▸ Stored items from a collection
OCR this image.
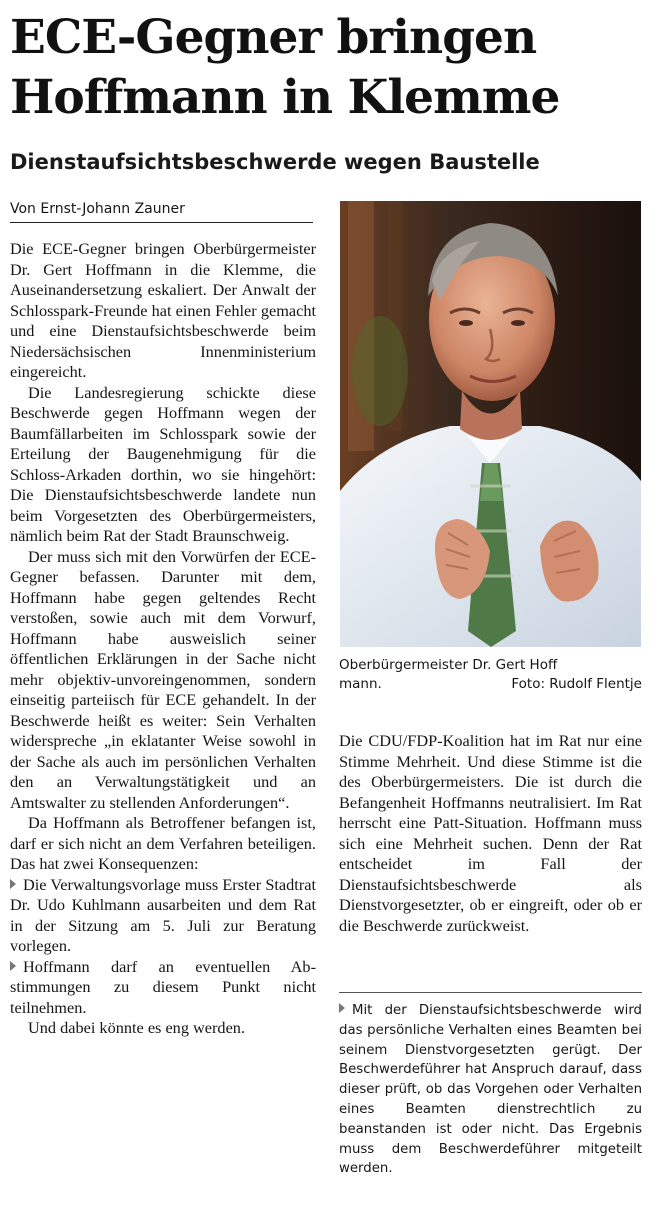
ECE-Gegner bringen
Hoffmann in Klemme
Dienstaufsichtsbeschwerde wegen Baustelle
Von Ernst-Johann Zauner

Die ECE-Gegner bringen Oberbürgermeister Dr. Gert Hoffmann in die Klemme, die Auseinandersetzung eskaliert. Der Anwalt der Schlosspark-Freunde hat einen Fehler gemacht und eine Dienstaufsichtsbeschwerde beim Niedersächsischen Innenministerium eingereicht.

Die Landesregierung schickte diese Beschwerde gegen Hoffmann wegen der Baumfällarbeiten im Schlosspark sowie der Erteilung der Baugenehmigung für die Schloss-Arkaden dorthin, wo sie hingehört: Die Dienstaufsichtsbeschwerde landete nun beim Vorgesetzten des Oberbürgermeisters, nämlich beim Rat der Stadt Braunschweig.

Der muss sich mit den Vorwürfen der ECE-Gegner befassen. Darunter mit dem, Hoffmann habe gegen geltendes Recht verstoßen, sowie auch mit dem Vorwurf, Hoffmann habe ausweislich seiner öffentlichen Erklärungen in der Sache nicht mehr objektiv-unvoreingenommen, sondern einseitig parteiisch für ECE gehandelt. In der Beschwerde heißt es weiter: Sein Verhalten widerspreche „in eklatanter Weise sowohl in der Sache als auch im persönlichen Verhalten den an Verwaltungstätigkeit und an Amtswalter zu stellenden Anforderungen“.

Da Hoffmann als Betroffener befangen ist, darf er sich nicht an dem Verfahren beteiligen. Das hat zwei Konsequenzen:

Die Verwaltungsvorlage muss Erster Stadtrat Dr. Udo Kuhlmann ausarbeiten und dem Rat in der Sitzung am 5. Juli zur Beratung vorlegen.

Hoffmann darf an eventuellen Abstimmungen zu diesem Punkt nicht teilnehmen.

Und dabei könnte es eng werden.

Oberbürgermeister Dr. Gert Hoff
mann.	Foto: Rudolf Flentje

Die CDU/FDP-Koalition hat im Rat nur eine Stimme Mehrheit. Und diese Stimme ist die des Oberbürgermeisters. Die ist durch die Befangenheit Hoffmanns neutralisiert. Im Rat herrscht eine Patt-Situation. Hoffmann muss sich eine Mehrheit suchen. Denn der Rat entscheidet im Fall der Dienstaufsichtsbeschwerde als Dienstvorgesetzter, ob er eingreift, oder ob er die Beschwerde zurückweist.

Mit der Dienstaufsichtsbeschwerde wird das persönliche Verhalten eines Beamten bei seinem Dienstvorgesetzten gerügt. Der Beschwerdeführer hat Anspruch darauf, dass dieser prüft, ob das Vorgehen oder Verhalten eines Beamten dienstrechtlich zu beanstanden ist oder nicht. Das Ergebnis muss dem Beschwerdeführer mitgeteilt werden.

▸ What the task asks
Locate the lines above that contain "wegen" and copy them.

▸ Exercise solution
Dienstaufsichtsbeschwerde wegen Baustelle
Die Landesregierung schickte diese Beschwerde gegen Hoffmann wegen der Baumfällarbeiten im Schlosspark sowie der Erteilung der Baugenehmigung für die Schloss-Arkaden dorthin, wo sie hingehört: Die Dienstaufsichtsbeschwerde landete nun beim Vorgesetzten des Oberbürgermeisters, nämlich beim Rat der Stadt Braunschweig.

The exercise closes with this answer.